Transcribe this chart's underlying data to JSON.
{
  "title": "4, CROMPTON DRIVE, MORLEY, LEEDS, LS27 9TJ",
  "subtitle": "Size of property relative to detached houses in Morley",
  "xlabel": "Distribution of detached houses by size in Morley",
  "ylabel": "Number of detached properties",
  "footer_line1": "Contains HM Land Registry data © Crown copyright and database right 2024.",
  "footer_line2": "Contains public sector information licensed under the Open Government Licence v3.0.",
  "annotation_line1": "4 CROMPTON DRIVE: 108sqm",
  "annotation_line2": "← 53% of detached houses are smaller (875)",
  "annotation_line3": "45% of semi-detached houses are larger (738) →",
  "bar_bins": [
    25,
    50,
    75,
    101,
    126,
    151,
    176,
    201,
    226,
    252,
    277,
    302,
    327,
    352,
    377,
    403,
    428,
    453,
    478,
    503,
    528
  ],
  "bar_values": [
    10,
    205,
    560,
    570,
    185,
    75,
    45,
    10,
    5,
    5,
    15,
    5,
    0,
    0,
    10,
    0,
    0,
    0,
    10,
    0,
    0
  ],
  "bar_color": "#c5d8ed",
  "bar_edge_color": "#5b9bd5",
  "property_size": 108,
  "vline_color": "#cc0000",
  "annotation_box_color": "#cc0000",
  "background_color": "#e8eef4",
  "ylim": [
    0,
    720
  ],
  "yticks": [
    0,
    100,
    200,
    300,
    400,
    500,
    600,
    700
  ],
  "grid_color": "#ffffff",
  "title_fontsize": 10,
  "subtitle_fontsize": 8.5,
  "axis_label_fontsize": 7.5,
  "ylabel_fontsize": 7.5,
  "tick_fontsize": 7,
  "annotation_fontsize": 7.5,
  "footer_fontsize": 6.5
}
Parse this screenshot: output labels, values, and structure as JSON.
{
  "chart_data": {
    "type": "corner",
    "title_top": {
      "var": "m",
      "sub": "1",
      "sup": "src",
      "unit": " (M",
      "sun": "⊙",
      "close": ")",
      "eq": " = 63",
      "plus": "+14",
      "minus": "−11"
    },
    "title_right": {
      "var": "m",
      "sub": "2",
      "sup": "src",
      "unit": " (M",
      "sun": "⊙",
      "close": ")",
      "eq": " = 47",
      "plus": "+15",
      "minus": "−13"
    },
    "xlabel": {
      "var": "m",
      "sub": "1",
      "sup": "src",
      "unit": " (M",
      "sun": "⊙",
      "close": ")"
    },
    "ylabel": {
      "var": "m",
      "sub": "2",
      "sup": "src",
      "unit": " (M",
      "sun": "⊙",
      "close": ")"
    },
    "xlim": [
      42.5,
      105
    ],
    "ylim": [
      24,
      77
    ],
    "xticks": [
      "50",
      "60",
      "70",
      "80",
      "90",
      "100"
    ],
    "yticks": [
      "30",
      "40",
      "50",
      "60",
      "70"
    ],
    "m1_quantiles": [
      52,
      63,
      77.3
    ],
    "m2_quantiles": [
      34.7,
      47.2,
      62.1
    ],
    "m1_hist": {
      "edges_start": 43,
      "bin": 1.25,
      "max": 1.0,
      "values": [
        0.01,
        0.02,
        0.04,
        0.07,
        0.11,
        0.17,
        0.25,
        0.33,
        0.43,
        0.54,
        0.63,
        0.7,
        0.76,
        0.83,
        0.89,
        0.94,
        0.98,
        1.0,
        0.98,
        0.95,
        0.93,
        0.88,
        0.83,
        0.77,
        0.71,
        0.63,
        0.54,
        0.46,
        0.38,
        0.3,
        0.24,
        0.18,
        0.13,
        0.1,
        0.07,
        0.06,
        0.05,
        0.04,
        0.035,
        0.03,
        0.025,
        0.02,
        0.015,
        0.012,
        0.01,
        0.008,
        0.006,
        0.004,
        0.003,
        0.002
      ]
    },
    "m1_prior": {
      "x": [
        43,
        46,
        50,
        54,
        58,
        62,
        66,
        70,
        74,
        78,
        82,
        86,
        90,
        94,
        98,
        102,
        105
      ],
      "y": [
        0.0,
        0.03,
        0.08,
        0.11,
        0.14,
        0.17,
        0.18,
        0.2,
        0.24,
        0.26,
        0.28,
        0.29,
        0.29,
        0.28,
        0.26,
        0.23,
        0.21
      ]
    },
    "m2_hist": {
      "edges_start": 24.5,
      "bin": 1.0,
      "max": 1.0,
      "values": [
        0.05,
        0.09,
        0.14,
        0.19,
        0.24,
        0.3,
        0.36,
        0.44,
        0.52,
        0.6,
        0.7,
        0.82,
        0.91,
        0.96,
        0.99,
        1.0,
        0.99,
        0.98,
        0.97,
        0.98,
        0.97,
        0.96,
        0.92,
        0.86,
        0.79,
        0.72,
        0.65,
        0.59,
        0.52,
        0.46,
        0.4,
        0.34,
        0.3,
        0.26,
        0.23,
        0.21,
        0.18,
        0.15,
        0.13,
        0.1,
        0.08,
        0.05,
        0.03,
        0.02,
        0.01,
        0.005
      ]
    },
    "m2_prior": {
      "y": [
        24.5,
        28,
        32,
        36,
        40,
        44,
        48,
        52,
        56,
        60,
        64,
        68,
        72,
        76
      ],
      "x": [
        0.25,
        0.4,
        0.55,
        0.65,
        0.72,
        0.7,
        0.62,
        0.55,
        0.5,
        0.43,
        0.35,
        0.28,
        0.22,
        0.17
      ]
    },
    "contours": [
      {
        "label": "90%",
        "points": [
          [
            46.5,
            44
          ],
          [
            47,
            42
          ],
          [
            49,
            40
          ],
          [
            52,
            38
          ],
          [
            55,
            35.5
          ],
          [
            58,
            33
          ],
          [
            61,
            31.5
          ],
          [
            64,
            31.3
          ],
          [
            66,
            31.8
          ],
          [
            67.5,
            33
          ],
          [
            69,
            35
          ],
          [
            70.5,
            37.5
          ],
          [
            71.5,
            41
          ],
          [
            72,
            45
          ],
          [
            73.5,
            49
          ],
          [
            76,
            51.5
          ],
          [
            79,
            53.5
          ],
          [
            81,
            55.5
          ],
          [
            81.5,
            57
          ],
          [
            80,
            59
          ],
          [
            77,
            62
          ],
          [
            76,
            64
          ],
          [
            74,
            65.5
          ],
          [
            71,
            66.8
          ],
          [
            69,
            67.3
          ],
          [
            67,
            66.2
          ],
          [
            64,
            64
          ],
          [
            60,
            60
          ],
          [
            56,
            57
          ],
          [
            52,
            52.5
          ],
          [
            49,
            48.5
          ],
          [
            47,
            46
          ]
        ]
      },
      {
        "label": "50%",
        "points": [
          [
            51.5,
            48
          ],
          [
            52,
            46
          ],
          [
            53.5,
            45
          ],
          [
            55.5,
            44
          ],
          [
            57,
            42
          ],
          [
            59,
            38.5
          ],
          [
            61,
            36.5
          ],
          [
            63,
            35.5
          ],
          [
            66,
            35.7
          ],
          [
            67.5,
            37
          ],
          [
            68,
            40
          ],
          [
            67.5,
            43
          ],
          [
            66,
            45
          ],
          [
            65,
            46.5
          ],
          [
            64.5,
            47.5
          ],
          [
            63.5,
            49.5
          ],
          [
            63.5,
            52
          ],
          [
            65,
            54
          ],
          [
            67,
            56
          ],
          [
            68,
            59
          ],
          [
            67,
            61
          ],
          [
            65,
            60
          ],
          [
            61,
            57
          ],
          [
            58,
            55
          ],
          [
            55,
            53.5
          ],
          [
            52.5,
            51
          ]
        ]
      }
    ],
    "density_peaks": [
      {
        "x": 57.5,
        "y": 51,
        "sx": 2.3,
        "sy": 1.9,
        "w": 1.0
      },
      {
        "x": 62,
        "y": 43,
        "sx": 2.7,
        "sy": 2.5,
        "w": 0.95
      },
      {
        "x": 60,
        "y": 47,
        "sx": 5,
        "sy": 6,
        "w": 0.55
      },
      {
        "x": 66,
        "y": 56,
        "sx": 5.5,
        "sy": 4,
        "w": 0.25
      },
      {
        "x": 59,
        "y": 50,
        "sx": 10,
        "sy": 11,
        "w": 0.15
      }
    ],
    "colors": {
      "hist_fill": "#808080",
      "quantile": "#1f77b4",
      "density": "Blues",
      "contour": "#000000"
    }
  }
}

|---|

# [Your instructions]
In the records above, find each line that holds the word "DRIVE"; copy all such lines.

# [Task output]
  "title": "4, CROMPTON DRIVE, MORLEY, LEEDS, LS27 9TJ",
  "annotation_line1": "4 CROMPTON DRIVE: 108sqm",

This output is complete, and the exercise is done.